▸ MATERIAL FOR THIS TASK
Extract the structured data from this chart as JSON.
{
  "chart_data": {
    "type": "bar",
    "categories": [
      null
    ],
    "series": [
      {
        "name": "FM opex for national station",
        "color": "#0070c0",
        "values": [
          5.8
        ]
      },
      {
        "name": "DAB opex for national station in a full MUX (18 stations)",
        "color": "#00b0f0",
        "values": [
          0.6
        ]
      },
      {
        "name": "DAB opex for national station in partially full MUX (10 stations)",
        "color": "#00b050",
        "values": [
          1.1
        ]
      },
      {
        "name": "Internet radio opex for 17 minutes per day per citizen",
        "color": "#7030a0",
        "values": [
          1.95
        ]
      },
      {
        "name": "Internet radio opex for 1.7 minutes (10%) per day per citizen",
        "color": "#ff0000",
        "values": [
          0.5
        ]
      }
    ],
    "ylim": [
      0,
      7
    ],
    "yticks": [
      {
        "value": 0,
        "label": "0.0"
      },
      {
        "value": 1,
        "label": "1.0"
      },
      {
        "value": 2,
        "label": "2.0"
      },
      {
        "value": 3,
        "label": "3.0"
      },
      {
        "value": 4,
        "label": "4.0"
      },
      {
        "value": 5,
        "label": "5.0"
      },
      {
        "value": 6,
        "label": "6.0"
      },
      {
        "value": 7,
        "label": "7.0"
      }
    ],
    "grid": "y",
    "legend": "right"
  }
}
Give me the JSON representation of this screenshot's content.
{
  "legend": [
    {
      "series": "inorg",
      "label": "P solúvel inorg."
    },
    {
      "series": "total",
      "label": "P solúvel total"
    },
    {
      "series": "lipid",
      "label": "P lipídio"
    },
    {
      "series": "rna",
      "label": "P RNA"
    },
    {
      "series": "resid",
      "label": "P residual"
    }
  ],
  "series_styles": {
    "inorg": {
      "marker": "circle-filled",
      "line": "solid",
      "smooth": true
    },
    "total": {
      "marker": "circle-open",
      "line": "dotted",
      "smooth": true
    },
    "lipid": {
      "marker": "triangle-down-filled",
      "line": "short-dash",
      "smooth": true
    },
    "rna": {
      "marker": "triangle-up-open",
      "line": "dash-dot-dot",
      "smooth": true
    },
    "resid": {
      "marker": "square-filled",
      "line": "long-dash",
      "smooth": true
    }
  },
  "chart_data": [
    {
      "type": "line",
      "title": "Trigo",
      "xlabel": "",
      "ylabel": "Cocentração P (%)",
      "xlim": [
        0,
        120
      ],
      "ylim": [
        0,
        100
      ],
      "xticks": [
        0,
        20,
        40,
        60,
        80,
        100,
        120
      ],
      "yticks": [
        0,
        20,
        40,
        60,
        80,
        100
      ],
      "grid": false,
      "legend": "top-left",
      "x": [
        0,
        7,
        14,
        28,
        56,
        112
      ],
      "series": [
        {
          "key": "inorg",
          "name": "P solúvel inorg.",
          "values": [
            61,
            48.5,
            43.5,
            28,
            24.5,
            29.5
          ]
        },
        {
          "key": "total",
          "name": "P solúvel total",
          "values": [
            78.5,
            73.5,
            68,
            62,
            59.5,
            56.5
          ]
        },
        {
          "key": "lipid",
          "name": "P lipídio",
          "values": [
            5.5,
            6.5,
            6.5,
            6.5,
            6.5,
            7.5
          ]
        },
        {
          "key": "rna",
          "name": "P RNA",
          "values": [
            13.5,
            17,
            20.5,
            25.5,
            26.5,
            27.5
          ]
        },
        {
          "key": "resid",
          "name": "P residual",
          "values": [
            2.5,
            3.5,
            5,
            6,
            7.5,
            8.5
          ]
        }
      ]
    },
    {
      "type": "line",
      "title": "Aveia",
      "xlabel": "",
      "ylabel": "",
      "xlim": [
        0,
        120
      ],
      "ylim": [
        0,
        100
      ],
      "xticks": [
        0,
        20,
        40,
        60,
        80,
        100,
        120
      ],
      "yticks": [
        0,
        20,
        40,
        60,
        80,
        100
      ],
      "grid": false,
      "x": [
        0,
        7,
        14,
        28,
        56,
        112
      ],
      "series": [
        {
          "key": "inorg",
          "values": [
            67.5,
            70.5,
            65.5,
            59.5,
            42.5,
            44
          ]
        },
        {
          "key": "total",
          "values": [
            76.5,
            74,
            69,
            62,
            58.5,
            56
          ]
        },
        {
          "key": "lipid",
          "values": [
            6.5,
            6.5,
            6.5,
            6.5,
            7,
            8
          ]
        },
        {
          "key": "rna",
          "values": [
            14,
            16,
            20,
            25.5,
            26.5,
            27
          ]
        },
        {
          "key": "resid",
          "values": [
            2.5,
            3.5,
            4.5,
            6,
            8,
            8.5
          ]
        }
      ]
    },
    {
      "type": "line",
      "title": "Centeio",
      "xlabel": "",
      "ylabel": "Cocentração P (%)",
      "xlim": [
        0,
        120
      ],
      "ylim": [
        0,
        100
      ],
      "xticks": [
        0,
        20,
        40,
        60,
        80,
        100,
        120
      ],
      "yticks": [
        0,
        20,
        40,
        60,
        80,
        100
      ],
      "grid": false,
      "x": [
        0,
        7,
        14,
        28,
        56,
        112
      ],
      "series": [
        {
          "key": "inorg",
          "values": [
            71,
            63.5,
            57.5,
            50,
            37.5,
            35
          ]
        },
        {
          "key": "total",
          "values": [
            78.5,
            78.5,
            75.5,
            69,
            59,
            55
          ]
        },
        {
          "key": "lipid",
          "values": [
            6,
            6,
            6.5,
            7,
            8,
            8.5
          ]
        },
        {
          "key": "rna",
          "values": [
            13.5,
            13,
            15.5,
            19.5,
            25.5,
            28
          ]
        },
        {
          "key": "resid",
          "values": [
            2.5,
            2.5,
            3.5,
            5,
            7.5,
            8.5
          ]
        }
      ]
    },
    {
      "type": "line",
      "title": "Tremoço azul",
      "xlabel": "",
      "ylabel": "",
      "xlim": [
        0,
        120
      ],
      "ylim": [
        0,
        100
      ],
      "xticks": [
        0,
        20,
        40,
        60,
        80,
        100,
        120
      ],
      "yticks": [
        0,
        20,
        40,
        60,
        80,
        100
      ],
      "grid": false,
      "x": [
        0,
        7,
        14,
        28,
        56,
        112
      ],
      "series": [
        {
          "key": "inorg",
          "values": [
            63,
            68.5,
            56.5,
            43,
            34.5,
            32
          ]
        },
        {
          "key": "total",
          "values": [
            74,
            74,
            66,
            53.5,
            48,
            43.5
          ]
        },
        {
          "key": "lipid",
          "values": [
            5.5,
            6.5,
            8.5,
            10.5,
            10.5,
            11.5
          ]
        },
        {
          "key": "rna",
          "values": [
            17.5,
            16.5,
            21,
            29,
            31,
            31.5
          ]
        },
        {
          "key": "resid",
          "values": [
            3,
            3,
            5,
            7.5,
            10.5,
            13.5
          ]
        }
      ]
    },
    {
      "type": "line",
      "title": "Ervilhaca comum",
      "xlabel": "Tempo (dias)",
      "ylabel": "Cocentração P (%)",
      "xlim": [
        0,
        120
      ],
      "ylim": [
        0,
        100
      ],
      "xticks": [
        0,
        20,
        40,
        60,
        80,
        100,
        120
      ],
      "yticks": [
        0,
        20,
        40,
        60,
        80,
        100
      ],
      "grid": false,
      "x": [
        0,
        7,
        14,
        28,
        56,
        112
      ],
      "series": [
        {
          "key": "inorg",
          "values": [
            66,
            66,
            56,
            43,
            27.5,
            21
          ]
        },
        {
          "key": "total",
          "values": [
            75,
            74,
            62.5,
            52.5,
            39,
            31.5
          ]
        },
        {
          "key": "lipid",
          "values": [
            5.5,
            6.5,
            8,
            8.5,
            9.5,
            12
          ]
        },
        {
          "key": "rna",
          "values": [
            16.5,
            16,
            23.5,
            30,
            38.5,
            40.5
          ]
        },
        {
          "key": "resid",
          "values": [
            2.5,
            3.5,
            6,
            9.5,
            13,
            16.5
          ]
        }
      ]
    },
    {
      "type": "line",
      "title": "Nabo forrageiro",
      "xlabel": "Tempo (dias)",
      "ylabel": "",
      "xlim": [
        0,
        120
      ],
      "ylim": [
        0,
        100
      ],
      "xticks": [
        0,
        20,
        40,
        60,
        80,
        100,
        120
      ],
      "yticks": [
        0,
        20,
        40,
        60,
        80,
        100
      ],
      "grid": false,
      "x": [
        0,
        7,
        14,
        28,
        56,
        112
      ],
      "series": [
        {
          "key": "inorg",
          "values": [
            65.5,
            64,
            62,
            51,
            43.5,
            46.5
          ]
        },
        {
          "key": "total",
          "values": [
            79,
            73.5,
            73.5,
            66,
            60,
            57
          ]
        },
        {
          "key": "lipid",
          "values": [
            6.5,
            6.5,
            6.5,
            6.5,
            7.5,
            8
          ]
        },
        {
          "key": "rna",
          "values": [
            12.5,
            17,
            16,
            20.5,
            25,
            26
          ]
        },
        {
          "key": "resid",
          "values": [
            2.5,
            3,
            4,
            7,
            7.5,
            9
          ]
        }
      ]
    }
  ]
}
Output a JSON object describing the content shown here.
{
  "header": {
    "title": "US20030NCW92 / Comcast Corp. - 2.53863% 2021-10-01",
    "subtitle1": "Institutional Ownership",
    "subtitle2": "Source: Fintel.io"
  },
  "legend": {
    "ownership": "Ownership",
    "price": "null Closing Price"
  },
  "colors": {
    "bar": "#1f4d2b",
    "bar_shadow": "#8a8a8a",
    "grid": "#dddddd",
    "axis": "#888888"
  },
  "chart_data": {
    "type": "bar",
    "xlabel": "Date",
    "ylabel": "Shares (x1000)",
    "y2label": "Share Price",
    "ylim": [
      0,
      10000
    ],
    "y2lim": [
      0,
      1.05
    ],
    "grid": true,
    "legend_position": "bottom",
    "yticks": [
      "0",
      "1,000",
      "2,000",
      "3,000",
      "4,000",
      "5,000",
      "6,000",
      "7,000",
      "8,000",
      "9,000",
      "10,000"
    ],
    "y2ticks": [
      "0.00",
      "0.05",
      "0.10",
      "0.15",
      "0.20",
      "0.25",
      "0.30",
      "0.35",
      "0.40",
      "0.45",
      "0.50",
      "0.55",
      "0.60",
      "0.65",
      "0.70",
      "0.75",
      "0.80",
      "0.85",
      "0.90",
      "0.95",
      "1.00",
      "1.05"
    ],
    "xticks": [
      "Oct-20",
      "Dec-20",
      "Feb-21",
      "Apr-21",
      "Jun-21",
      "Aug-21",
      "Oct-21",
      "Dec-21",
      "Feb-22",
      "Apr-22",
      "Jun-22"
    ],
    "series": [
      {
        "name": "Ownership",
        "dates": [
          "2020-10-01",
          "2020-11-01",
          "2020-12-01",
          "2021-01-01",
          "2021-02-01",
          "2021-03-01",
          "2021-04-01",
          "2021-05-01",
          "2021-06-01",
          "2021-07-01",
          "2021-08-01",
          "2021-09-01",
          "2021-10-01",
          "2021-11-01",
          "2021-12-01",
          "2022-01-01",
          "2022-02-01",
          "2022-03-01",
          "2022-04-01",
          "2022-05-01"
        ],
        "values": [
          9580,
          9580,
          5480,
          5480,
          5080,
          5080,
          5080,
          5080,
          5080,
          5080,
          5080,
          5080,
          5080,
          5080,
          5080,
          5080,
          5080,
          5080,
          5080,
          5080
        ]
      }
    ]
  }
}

▸ SET PROBLEM
Go over the data above and copy every line that has the word "stations" in it.

▸ WORKED ANSWER
        "name": "DAB opex for national station in a full MUX (18 stations)",
        "name": "DAB opex for national station in partially full MUX (10 stations)",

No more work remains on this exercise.